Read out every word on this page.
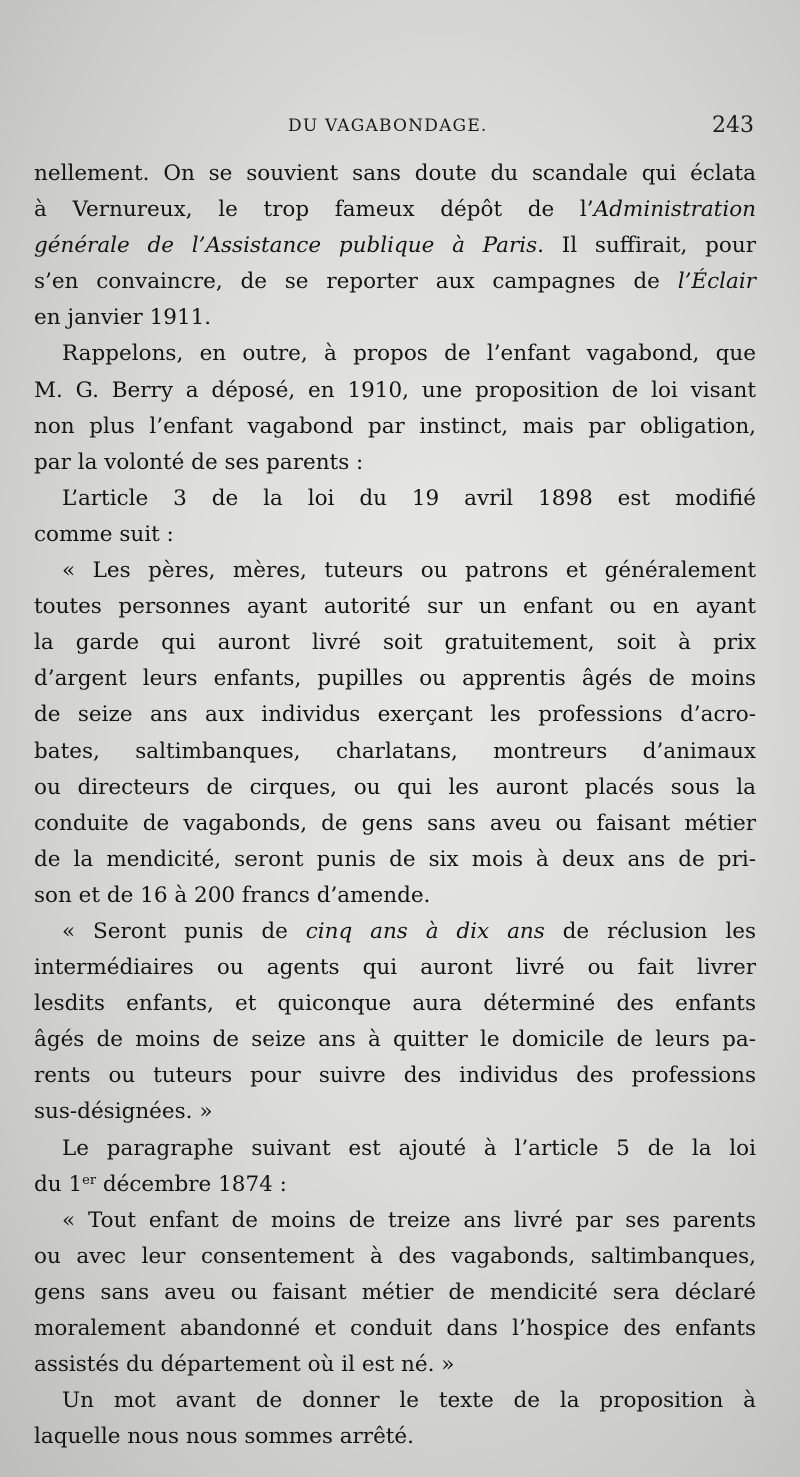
DU VAGABONDAGE.	243
nellement. On se souvient sans doute du scandale qui éclata
à Vernureux, le trop fameux dépôt de l’Administration
générale de l’Assistance publique à Paris. Il suffirait, pour
s’en convaincre, de se reporter aux campagnes de l’Éclair
en janvier 1911.
Rappelons, en outre, à propos de l’enfant vagabond, que
M. G. Berry a déposé, en 1910, une proposition de loi visant
non plus l’enfant vagabond par instinct, mais par obligation,
par la volonté de ses parents :
L’article 3 de la loi du 19 avril 1898 est modifié
comme suit :
« Les pères, mères, tuteurs ou patrons et généralement
toutes personnes ayant autorité sur un enfant ou en ayant
la garde qui auront livré soit gratuitement, soit à prix
d’argent leurs enfants, pupilles ou apprentis âgés de moins
de seize ans aux individus exerçant les professions d’acro-
bates, saltimbanques, charlatans, montreurs d’animaux
ou directeurs de cirques, ou qui les auront placés sous la
conduite de vagabonds, de gens sans aveu ou faisant métier
de la mendicité, seront punis de six mois à deux ans de pri-
son et de 16 à 200 francs d’amende.
« Seront punis de cinq ans à dix ans de réclusion les
intermédiaires ou agents qui auront livré ou fait livrer
lesdits enfants, et quiconque aura déterminé des enfants
âgés de moins de seize ans à quitter le domicile de leurs pa-
rents ou tuteurs pour suivre des individus des professions
sus-désignées. »
Le paragraphe suivant est ajouté à l’article 5 de la loi
du 1er décembre 1874 :
« Tout enfant de moins de treize ans livré par ses parents
ou avec leur consentement à des vagabonds, saltimbanques,
gens sans aveu ou faisant métier de mendicité sera déclaré
moralement abandonné et conduit dans l’hospice des enfants
assistés du département où il est né. »
Un mot avant de donner le texte de la proposition à
laquelle nous nous sommes arrêté.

=== Work to complete ===
Write out each entry exactly as given, but skip the pictures.

=== Solution ===
Read out every word on this page.
DU VAGABONDAGE.	243
nellement. On se souvient sans doute du scandale qui éclata
à Vernureux, le trop fameux dépôt de l’Administration
générale de l’Assistance publique à Paris. Il suffirait, pour
s’en convaincre, de se reporter aux campagnes de l’Éclair
en janvier 1911.
Rappelons, en outre, à propos de l’enfant vagabond, que
M. G. Berry a déposé, en 1910, une proposition de loi visant
non plus l’enfant vagabond par instinct, mais par obligation,
par la volonté de ses parents :
L’article 3 de la loi du 19 avril 1898 est modifié
comme suit :
« Les pères, mères, tuteurs ou patrons et généralement
toutes personnes ayant autorité sur un enfant ou en ayant
la garde qui auront livré soit gratuitement, soit à prix
d’argent leurs enfants, pupilles ou apprentis âgés de moins
de seize ans aux individus exerçant les professions d’acro-
bates, saltimbanques, charlatans, montreurs d’animaux
ou directeurs de cirques, ou qui les auront placés sous la
conduite de vagabonds, de gens sans aveu ou faisant métier
de la mendicité, seront punis de six mois à deux ans de pri-
son et de 16 à 200 francs d’amende.
« Seront punis de cinq ans à dix ans de réclusion les
intermédiaires ou agents qui auront livré ou fait livrer
lesdits enfants, et quiconque aura déterminé des enfants
âgés de moins de seize ans à quitter le domicile de leurs pa-
rents ou tuteurs pour suivre des individus des professions
sus-désignées. »
Le paragraphe suivant est ajouté à l’article 5 de la loi
du 1er décembre 1874 :
« Tout enfant de moins de treize ans livré par ses parents
ou avec leur consentement à des vagabonds, saltimbanques,
gens sans aveu ou faisant métier de mendicité sera déclaré
moralement abandonné et conduit dans l’hospice des enfants
assistés du département où il est né. »
Un mot avant de donner le texte de la proposition à
laquelle nous nous sommes arrêté.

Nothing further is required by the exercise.